What you will do -
Exactly repeat the material, dropping only the pictures.

═════ Extracted records

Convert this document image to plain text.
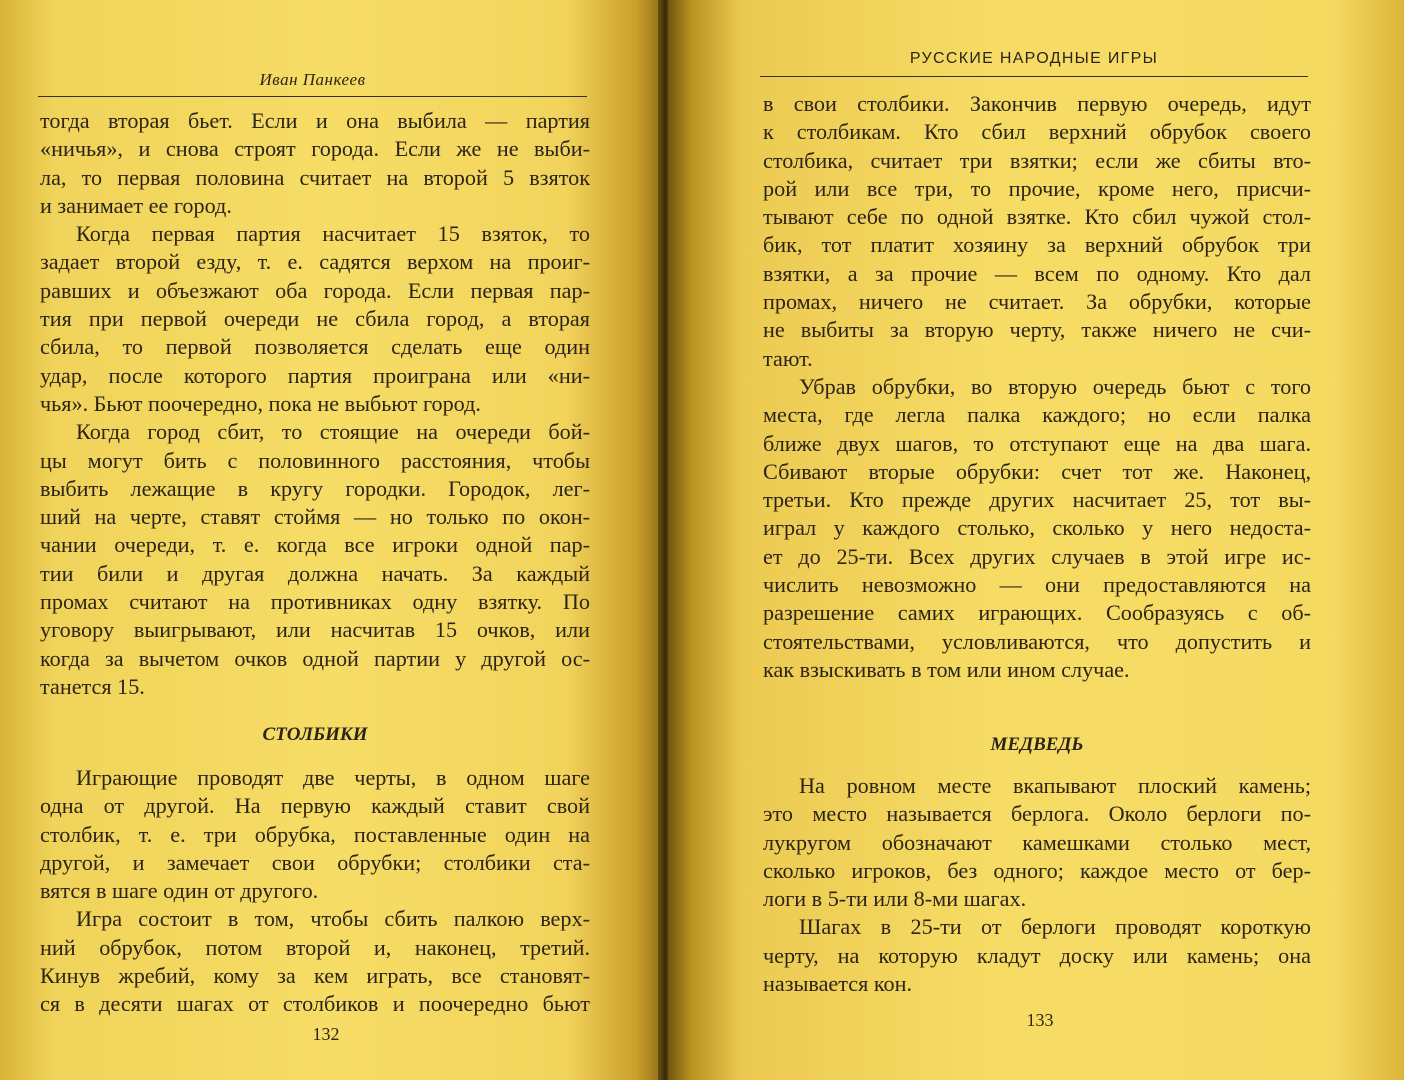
Иван Панкеев
тогда вторая бьет. Если и она выбила — партия
«ничья», и снова строят города. Если же не выби-
ла, то первая половина считает на второй 5 взяток
и занимает ее город.
Когда первая партия насчитает 15 взяток, то
задает второй ездy, т. е. садятся верхом на проиг-
равших и объезжают оба города. Если первая пар-
тия при первой очереди не сбила город, а вторая
сбила, то первой позволяется сделать еще один
удар, после которого партия проиграна или «ни-
чья». Бьют поочередно, пока не выбьют город.
Когда город сбит, то стоящие на очереди бой-
цы могут бить с половинного расстояния, чтобы
выбить лежащие в кругу городки. Городок, лег-
ший на черте, ставят стоймя — но только по окон-
чании очереди, т. е. когда все игроки одной пар-
тии били и другая должна начать. За каждый
промах считают на противниках одну взятку. По
уговору выигрывают, или насчитав 15 очков, или
когда за вычетом очков одной партии у другой ос-
танется 15.
СТОЛБИКИ
Играющие проводят две черты, в одном шаге
одна от другой. На первую каждый ставит свой
столбик, т. е. три обрубка, поставленные один на
другой, и замечает свои обрубки; столбики ста-
вятся в шаге один от другого.
Игра состоит в том, чтобы сбить палкою верх-
ний обрубок, потом второй и, наконец, третий.
Кинув жребий, кому за кем играть, все становят-
ся в десяти шагах от столбиков и поочередно бьют
132
РУССКИЕ НАРОДНЫЕ ИГРЫ
в свои столбики. Закончив первую очередь, идут
к столбикам. Кто сбил верхний обрубок своего
столбика, считает три взятки; если же сбиты вто-
рой или все три, то прочие, кроме него, присчи-
тывают себе по одной взятке. Кто сбил чужой стол-
бик, тот платит хозяину за верхний обрубок три
взятки, а за прочие — всем по одному. Кто дал
промах, ничего не считает. За обрубки, которые
не выбиты за вторую черту, также ничего не счи-
тают.
Убрав обрубки, во вторую очередь бьют с того
места, где легла палка каждого; но если палка
ближе двух шагов, то отступают еще на два шага.
Сбивают вторые обрубки: счет тот же. Наконец,
третьи. Кто прежде других насчитает 25, тот вы-
играл у каждого столько, сколько у него недоста-
ет до 25-ти. Всех других случаев в этой игре ис-
числить невозможно — они предоставляются на
разрешение самих играющих. Сообразуясь с об-
стоятельствами, условливаются, что допустить и
как взыскивать в том или ином случае.
МЕДВЕДЬ
На ровном месте вкапывают плоский камень;
это место называется берлога. Около берлоги по-
лукругом обозначают камешками столько мест,
сколько игроков, без одного; каждое место от бер-
логи в 5-ти или 8-ми шагах.
Шагах в 25-ти от берлоги проводят короткую
черту, на которую кладут доску или камень; она
называется кон.
133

══════════

Correct output -
Convert this document image to plain text.
Иван Панкеев
тогда вторая бьет. Если и она выбила — партия
«ничья», и снова строят города. Если же не выби-
ла, то первая половина считает на второй 5 взяток
и занимает ее город.
Когда первая партия насчитает 15 взяток, то
задает второй ездy, т. е. садятся верхом на проиг-
равших и объезжают оба города. Если первая пар-
тия при первой очереди не сбила город, а вторая
сбила, то первой позволяется сделать еще один
удар, после которого партия проиграна или «ни-
чья». Бьют поочередно, пока не выбьют город.
Когда город сбит, то стоящие на очереди бой-
цы могут бить с половинного расстояния, чтобы
выбить лежащие в кругу городки. Городок, лег-
ший на черте, ставят стоймя — но только по окон-
чании очереди, т. е. когда все игроки одной пар-
тии били и другая должна начать. За каждый
промах считают на противниках одну взятку. По
уговору выигрывают, или насчитав 15 очков, или
когда за вычетом очков одной партии у другой ос-
танется 15.
СТОЛБИКИ
Играющие проводят две черты, в одном шаге
одна от другой. На первую каждый ставит свой
столбик, т. е. три обрубка, поставленные один на
другой, и замечает свои обрубки; столбики ста-
вятся в шаге один от другого.
Игра состоит в том, чтобы сбить палкою верх-
ний обрубок, потом второй и, наконец, третий.
Кинув жребий, кому за кем играть, все становят-
ся в десяти шагах от столбиков и поочередно бьют
132
РУССКИЕ НАРОДНЫЕ ИГРЫ
в свои столбики. Закончив первую очередь, идут
к столбикам. Кто сбил верхний обрубок своего
столбика, считает три взятки; если же сбиты вто-
рой или все три, то прочие, кроме него, присчи-
тывают себе по одной взятке. Кто сбил чужой стол-
бик, тот платит хозяину за верхний обрубок три
взятки, а за прочие — всем по одному. Кто дал
промах, ничего не считает. За обрубки, которые
не выбиты за вторую черту, также ничего не счи-
тают.
Убрав обрубки, во вторую очередь бьют с того
места, где легла палка каждого; но если палка
ближе двух шагов, то отступают еще на два шага.
Сбивают вторые обрубки: счет тот же. Наконец,
третьи. Кто прежде других насчитает 25, тот вы-
играл у каждого столько, сколько у него недоста-
ет до 25-ти. Всех других случаев в этой игре ис-
числить невозможно — они предоставляются на
разрешение самих играющих. Сообразуясь с об-
стоятельствами, условливаются, что допустить и
как взыскивать в том или ином случае.
МЕДВЕДЬ
На ровном месте вкапывают плоский камень;
это место называется берлога. Около берлоги по-
лукругом обозначают камешками столько мест,
сколько игроков, без одного; каждое место от бер-
логи в 5-ти или 8-ми шагах.
Шагах в 25-ти от берлоги проводят короткую
черту, на которую кладут доску или камень; она
называется кон.
133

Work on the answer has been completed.